Problem details:
Count every line that has the word "parses". Give the number, without anything more.

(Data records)
>>>>>
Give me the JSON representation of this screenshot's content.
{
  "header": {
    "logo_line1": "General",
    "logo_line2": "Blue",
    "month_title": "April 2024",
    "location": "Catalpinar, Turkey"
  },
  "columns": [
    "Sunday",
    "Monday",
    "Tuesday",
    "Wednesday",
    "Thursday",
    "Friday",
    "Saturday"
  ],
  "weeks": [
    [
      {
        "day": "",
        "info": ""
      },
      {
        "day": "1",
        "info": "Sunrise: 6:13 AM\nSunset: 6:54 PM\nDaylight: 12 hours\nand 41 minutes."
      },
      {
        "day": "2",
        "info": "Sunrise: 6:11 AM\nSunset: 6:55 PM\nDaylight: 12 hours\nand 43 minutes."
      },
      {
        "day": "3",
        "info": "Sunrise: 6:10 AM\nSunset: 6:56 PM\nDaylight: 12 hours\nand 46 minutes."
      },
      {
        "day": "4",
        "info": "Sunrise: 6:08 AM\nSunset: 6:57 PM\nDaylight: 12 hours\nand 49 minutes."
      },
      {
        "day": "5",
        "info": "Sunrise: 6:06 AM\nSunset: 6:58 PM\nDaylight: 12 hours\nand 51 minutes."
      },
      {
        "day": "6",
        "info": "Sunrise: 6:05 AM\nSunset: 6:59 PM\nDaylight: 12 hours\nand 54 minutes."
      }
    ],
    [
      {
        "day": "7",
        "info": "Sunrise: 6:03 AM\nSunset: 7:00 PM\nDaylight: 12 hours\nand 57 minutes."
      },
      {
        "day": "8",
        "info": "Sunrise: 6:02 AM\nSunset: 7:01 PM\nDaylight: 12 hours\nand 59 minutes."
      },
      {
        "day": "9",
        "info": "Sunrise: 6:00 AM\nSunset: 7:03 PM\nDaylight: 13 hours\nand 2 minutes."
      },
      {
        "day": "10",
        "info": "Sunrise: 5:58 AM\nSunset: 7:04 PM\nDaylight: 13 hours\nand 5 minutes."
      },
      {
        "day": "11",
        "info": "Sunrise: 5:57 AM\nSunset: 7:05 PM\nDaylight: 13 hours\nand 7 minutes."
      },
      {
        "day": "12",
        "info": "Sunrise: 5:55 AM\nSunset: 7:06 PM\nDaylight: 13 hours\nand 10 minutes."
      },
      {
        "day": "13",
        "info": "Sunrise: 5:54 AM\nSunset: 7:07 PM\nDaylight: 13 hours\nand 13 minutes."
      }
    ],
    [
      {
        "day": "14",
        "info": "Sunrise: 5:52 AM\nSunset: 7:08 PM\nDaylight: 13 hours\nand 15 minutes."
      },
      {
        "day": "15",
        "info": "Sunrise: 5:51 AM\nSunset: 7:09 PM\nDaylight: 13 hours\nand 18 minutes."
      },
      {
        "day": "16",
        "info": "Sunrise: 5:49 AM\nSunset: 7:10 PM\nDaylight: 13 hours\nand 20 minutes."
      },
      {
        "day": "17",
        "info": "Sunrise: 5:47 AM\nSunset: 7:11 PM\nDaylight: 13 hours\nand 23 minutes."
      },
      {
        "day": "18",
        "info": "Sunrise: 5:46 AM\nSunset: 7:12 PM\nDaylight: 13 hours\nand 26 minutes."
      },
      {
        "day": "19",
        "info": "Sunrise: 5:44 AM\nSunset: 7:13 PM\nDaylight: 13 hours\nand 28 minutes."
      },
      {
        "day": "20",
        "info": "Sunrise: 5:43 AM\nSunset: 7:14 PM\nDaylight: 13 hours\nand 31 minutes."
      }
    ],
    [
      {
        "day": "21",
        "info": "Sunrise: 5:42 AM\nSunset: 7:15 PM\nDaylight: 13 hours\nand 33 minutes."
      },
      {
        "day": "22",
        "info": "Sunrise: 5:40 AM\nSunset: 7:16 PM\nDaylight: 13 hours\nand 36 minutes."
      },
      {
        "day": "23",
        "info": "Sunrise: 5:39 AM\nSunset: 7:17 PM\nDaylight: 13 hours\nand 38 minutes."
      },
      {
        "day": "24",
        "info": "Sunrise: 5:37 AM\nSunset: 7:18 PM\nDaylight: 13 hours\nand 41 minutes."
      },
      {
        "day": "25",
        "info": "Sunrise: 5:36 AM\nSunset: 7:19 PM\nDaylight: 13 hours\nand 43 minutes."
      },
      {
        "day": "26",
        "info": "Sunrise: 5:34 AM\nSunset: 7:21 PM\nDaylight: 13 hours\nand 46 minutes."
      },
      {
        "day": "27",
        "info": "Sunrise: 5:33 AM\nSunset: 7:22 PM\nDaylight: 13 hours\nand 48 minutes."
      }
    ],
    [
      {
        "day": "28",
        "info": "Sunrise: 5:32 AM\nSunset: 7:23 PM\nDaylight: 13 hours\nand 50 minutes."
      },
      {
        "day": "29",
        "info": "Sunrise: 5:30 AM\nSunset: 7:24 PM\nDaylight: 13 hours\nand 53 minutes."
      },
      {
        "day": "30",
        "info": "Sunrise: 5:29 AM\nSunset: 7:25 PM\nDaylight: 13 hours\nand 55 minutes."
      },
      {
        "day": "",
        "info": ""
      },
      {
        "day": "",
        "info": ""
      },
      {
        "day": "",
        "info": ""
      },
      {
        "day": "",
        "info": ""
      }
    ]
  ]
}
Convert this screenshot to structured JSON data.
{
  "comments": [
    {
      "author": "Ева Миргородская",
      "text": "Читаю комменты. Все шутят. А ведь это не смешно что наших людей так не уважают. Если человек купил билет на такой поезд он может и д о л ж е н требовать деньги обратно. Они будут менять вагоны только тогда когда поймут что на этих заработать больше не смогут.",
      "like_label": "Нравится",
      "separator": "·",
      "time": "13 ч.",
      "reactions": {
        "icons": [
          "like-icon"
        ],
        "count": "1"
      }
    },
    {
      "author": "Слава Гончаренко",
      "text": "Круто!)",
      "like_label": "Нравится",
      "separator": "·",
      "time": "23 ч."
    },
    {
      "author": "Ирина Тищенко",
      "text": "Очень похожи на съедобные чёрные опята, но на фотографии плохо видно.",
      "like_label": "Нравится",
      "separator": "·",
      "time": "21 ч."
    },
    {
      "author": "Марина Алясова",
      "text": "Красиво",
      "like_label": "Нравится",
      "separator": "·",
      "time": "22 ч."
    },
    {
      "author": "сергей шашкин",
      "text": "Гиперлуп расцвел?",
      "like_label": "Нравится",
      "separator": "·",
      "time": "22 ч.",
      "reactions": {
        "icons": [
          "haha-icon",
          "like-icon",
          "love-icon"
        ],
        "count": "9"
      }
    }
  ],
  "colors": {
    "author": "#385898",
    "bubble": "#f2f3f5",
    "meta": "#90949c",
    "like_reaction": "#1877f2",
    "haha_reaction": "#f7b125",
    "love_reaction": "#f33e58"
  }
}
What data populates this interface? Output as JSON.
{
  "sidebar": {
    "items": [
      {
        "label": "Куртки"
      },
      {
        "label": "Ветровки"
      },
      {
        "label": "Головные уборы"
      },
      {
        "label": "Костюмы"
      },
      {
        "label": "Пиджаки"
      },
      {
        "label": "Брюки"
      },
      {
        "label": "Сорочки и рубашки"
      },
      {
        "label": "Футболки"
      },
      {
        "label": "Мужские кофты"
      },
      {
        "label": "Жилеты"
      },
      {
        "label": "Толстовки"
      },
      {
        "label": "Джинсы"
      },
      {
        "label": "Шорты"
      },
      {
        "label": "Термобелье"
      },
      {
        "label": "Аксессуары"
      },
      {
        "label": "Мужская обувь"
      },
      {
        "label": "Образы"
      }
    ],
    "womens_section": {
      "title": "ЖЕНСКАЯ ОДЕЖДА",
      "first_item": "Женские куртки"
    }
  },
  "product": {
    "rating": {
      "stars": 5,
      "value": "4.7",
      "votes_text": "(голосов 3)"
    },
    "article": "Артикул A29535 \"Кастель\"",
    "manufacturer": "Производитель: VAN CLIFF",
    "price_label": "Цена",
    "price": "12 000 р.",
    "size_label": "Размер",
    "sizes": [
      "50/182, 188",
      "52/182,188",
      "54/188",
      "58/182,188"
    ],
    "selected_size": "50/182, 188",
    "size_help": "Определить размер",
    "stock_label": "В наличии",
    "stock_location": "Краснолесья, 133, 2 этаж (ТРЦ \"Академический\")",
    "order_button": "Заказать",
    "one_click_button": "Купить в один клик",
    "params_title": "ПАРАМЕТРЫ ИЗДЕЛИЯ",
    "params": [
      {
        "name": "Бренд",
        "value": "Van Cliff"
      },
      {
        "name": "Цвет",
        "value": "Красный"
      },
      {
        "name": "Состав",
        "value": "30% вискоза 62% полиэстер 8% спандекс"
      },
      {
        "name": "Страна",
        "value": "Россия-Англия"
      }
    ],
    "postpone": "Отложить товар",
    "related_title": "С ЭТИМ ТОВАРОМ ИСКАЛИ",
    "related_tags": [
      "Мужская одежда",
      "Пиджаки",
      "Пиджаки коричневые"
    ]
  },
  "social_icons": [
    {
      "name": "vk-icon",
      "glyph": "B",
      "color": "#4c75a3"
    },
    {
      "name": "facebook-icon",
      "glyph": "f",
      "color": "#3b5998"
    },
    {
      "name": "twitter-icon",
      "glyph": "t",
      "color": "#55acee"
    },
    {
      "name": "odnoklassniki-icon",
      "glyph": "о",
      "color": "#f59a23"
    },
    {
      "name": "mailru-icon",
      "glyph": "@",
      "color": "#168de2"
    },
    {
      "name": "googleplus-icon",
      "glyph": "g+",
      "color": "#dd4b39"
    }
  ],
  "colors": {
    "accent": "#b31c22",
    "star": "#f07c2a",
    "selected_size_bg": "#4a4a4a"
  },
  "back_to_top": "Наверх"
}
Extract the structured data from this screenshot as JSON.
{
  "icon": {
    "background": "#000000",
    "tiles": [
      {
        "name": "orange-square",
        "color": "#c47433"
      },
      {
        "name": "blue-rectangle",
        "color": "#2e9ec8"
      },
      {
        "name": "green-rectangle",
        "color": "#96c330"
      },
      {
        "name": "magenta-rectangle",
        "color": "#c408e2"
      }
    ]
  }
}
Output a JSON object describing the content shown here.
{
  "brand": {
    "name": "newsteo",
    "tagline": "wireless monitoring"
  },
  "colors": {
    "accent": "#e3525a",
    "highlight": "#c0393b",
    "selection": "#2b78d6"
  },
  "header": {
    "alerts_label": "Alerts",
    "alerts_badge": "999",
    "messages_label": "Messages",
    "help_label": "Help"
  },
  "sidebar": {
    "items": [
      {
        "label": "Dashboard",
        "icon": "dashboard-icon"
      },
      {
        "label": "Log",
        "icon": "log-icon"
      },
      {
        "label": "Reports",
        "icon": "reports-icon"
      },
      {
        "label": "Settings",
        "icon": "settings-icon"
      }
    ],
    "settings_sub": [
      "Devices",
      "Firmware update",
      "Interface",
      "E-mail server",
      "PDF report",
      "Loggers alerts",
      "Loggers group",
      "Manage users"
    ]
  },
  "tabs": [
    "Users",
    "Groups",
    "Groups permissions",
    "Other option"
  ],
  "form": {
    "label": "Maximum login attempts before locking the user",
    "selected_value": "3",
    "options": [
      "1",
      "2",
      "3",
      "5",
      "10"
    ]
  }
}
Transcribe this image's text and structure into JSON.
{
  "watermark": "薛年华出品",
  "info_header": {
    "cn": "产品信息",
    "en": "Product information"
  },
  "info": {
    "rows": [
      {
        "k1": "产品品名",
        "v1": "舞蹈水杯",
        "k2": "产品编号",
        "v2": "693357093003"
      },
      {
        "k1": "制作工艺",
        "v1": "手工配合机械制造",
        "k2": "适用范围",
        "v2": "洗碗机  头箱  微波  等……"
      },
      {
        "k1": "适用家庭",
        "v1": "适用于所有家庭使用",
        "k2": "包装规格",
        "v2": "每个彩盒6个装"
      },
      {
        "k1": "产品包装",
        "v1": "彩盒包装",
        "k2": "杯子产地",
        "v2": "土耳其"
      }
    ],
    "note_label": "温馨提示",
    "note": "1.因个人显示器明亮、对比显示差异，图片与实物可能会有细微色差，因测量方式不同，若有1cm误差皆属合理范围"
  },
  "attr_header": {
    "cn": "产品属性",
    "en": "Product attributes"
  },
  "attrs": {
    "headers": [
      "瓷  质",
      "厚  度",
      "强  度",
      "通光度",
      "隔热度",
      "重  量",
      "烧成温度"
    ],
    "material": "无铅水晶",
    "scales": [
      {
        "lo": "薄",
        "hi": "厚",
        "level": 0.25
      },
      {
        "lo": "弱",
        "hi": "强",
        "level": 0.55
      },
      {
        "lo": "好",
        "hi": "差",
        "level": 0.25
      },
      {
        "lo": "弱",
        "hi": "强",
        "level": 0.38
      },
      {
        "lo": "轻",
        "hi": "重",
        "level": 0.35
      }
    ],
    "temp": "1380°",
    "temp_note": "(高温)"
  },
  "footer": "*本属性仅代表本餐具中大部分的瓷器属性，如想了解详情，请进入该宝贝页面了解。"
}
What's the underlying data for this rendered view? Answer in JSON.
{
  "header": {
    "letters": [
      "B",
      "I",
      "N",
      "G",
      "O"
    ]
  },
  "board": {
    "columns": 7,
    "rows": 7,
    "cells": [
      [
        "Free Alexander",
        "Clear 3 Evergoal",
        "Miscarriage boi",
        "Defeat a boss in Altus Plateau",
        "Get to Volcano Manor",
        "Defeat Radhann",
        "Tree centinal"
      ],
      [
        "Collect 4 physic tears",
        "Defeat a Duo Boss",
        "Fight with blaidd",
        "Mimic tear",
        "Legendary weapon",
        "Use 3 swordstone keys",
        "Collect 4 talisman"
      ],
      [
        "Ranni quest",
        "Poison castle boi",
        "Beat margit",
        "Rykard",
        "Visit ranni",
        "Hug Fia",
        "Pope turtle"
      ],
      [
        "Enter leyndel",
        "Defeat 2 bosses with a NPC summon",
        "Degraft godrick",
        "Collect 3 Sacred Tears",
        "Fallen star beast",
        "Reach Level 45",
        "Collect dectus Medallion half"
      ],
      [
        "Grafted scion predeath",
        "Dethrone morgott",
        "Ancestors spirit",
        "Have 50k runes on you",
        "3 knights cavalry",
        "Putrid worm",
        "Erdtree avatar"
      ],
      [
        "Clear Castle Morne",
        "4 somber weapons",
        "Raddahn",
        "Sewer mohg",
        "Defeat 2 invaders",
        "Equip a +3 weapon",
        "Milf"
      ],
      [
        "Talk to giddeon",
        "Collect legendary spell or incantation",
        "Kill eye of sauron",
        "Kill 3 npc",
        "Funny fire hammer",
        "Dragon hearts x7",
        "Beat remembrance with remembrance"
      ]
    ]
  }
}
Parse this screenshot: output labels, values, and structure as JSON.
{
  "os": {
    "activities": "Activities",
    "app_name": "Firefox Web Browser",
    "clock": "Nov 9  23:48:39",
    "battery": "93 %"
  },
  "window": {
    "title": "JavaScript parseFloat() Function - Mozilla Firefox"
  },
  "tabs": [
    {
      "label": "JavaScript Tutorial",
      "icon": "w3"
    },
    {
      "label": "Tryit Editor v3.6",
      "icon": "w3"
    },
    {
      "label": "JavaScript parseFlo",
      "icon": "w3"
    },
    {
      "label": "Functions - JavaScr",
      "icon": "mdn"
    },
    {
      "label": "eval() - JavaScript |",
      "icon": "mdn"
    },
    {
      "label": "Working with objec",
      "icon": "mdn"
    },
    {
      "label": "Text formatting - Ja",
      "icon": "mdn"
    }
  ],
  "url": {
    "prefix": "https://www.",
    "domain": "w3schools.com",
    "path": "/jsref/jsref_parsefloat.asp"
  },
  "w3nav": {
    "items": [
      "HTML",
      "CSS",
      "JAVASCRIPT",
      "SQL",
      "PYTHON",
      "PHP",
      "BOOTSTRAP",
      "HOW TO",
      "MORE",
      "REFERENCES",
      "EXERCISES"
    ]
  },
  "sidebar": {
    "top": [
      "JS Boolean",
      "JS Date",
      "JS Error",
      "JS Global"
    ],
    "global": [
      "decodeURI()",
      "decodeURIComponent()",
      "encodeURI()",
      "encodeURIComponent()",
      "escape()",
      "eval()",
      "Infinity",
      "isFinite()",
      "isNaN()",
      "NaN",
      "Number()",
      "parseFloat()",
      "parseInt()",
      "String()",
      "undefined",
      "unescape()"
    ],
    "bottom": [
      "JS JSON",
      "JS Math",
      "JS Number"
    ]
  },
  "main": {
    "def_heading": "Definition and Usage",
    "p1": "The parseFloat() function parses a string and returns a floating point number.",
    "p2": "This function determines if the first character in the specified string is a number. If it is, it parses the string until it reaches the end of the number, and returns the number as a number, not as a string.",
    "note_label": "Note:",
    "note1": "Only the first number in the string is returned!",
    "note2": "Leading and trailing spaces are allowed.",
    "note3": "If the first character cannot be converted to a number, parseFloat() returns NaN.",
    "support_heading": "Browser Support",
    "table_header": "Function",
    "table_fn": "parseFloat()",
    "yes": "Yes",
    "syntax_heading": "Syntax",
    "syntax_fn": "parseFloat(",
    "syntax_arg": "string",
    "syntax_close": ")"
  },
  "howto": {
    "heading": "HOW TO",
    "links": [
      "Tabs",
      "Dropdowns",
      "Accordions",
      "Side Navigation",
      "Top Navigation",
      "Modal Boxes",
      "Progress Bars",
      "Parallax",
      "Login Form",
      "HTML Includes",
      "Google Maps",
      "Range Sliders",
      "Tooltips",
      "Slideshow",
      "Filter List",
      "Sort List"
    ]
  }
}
<<<<<
Reply to the exercise:
2